* **STORED DATA**
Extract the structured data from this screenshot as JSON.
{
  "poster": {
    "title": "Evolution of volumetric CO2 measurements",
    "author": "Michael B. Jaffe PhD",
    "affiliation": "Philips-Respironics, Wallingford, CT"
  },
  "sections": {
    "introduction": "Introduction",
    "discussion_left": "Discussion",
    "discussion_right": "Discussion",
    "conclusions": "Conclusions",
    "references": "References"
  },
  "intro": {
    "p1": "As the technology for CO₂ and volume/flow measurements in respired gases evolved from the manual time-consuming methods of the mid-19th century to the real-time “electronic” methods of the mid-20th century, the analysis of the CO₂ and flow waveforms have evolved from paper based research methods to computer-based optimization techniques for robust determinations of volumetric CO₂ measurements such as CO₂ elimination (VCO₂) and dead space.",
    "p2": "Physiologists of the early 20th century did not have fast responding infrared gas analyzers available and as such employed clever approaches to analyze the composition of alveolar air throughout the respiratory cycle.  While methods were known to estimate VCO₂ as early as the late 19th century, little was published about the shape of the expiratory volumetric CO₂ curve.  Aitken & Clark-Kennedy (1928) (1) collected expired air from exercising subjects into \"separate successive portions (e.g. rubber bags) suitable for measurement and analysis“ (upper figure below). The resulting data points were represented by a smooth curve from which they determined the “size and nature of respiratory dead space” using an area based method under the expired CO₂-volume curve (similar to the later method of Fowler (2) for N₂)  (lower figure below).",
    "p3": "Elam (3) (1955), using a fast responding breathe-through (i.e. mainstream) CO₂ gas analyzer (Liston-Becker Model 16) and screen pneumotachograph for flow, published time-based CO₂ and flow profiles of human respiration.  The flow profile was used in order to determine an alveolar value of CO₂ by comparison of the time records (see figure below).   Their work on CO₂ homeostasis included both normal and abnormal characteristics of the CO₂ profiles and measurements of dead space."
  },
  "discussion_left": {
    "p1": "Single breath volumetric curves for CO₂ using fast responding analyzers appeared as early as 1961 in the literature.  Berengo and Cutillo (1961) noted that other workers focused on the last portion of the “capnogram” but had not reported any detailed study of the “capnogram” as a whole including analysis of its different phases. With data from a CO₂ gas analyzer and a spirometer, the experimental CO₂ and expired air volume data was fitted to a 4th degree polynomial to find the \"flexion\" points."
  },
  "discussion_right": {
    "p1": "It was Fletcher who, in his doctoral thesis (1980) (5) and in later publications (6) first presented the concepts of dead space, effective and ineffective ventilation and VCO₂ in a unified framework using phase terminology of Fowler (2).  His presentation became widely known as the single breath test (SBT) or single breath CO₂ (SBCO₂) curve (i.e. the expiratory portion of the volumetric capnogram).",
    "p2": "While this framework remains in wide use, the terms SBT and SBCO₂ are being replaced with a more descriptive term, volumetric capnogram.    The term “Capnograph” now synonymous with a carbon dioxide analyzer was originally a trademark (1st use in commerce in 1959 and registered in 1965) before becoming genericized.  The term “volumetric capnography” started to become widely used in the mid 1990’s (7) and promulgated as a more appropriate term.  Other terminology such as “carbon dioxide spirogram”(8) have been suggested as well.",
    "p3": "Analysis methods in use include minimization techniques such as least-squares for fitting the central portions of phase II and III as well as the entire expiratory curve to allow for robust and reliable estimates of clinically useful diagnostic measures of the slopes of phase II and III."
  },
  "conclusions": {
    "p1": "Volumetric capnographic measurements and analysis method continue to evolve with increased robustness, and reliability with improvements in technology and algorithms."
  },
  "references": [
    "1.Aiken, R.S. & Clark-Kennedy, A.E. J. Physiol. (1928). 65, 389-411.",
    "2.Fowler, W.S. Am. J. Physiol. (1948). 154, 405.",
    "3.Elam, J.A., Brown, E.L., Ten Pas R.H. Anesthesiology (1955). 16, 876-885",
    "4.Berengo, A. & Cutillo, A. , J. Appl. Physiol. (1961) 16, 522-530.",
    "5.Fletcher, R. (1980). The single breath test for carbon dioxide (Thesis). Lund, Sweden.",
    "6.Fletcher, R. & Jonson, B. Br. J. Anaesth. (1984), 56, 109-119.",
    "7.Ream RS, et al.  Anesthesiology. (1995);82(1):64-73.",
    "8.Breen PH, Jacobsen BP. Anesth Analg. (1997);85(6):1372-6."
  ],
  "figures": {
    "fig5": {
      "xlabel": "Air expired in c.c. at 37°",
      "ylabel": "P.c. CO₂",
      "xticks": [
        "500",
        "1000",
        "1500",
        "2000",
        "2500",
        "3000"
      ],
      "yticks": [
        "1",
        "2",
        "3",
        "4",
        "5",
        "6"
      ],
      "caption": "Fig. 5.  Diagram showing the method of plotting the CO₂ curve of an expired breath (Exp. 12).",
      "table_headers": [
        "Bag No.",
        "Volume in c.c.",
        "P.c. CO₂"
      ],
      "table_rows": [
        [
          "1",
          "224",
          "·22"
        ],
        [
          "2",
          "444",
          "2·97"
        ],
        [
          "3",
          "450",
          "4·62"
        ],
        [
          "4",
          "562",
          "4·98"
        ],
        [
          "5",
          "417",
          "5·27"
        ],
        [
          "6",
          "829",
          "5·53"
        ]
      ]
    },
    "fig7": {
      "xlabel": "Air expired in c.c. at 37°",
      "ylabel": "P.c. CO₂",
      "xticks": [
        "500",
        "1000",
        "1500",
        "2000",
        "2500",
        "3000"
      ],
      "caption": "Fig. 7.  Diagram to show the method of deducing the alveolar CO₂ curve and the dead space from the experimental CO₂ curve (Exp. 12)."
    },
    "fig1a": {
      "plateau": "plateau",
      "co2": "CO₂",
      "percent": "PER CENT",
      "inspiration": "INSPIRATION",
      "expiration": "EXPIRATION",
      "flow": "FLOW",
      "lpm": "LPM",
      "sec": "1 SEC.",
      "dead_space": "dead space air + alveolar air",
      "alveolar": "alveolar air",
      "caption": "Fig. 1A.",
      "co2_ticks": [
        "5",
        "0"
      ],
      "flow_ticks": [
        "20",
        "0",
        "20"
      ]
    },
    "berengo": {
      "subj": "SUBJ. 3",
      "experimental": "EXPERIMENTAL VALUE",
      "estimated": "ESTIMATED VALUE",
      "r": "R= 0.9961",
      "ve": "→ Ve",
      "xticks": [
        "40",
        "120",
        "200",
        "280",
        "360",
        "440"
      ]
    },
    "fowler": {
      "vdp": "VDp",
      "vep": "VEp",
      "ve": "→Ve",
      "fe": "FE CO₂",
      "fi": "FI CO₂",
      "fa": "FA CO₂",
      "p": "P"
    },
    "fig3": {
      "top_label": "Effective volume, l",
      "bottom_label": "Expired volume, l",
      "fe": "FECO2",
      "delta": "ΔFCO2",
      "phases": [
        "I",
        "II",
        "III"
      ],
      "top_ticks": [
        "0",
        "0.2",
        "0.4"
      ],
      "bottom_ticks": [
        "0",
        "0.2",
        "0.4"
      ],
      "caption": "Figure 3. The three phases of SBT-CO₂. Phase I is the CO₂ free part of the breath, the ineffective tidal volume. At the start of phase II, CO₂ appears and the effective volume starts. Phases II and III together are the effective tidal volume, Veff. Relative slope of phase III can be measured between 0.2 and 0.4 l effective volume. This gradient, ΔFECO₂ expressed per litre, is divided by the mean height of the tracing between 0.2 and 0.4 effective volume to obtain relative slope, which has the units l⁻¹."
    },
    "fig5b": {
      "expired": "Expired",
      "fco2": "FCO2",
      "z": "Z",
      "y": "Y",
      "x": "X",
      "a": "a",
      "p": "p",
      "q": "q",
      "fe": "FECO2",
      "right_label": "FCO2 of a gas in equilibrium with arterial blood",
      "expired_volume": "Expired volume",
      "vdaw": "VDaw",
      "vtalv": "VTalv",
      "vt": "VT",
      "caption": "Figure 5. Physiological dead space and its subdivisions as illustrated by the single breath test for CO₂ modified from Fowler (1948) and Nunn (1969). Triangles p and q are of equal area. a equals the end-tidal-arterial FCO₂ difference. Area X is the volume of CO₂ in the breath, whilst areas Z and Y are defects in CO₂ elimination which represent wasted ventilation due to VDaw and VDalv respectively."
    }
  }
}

* **THE PROBLEM**
Find the string "Anesthesiology" in the listing and return every line that holds it.

* **RESPONSE TO THIS EXERCISE**
    "3.Elam, J.A., Brown, E.L., Ten Pas R.H. Anesthesiology (1955). 16, 876-885",
    "7.Ream RS, et al.  Anesthesiology. (1995);82(1):64-73.",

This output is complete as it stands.